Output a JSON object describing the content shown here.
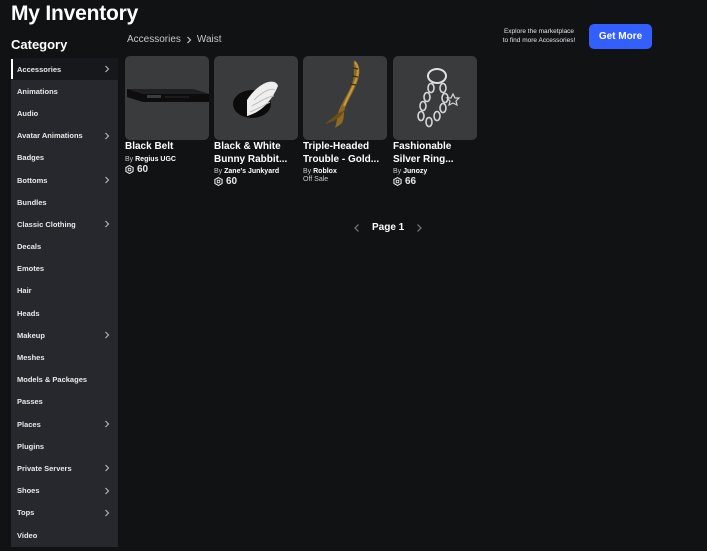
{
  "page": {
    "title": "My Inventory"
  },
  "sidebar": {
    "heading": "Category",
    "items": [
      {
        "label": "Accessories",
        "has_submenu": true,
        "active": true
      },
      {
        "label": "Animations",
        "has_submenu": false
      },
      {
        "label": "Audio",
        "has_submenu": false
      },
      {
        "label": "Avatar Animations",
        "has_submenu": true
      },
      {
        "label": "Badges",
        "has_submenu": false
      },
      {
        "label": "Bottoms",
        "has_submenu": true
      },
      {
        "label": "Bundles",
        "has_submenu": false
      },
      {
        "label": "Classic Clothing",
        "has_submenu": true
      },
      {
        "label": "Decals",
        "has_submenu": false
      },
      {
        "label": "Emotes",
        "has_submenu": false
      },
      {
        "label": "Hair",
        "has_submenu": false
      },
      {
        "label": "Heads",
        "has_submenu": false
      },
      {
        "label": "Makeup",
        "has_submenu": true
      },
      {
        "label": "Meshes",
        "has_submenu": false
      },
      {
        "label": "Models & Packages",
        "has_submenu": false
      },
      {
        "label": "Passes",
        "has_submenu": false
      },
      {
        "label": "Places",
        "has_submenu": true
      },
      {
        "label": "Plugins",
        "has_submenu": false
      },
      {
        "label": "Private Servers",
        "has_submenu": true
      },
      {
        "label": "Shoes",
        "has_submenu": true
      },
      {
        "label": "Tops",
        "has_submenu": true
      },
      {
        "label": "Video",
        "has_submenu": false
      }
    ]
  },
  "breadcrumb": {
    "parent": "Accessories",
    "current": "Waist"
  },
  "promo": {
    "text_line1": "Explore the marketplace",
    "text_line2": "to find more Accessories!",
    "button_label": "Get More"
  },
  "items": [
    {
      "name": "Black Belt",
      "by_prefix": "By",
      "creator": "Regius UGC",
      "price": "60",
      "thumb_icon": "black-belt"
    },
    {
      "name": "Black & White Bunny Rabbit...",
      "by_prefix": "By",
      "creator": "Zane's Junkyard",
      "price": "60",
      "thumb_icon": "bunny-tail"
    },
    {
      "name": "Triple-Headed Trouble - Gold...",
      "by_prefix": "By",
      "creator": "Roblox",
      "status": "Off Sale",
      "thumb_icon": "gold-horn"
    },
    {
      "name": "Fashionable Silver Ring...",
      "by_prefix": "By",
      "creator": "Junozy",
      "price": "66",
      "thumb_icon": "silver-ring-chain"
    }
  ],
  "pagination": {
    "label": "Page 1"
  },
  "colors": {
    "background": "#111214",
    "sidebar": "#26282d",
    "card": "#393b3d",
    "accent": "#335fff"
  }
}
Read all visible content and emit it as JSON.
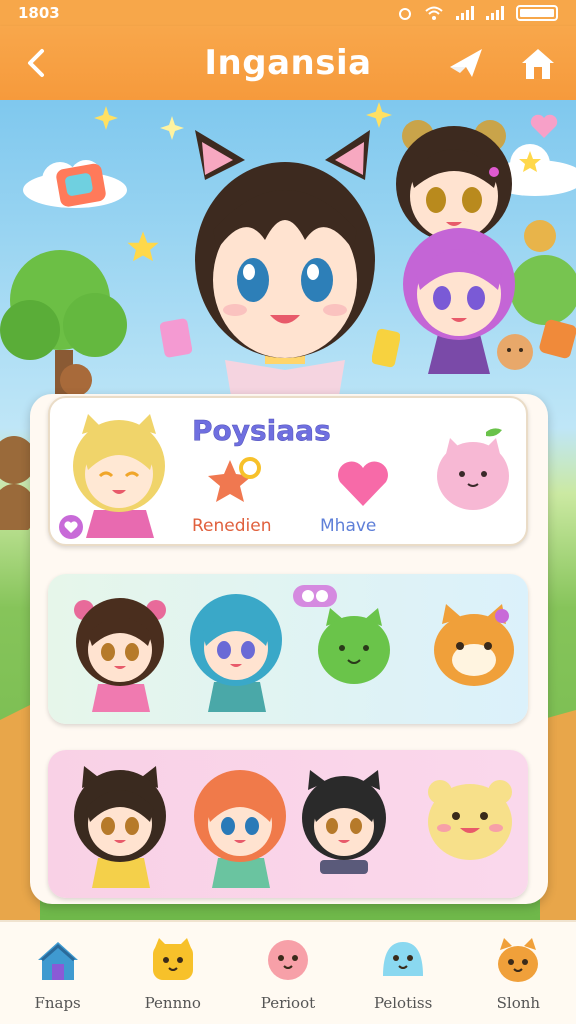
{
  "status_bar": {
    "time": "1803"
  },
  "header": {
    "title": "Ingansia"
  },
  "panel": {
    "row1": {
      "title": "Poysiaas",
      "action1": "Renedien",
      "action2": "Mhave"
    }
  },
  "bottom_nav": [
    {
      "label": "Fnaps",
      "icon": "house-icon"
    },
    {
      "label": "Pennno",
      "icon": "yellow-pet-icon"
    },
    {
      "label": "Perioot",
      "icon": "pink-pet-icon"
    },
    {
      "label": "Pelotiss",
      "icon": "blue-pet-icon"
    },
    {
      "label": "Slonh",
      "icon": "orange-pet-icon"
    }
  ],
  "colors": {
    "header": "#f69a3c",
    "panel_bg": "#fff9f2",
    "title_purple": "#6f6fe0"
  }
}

----------------

# [SHORT EXERCISE]
Find the lines above that include the string "Animations" and copy them.

# [RESPONSE TO THIS TASK]
        "label": "Animations",
        "label": "Avatar Animations",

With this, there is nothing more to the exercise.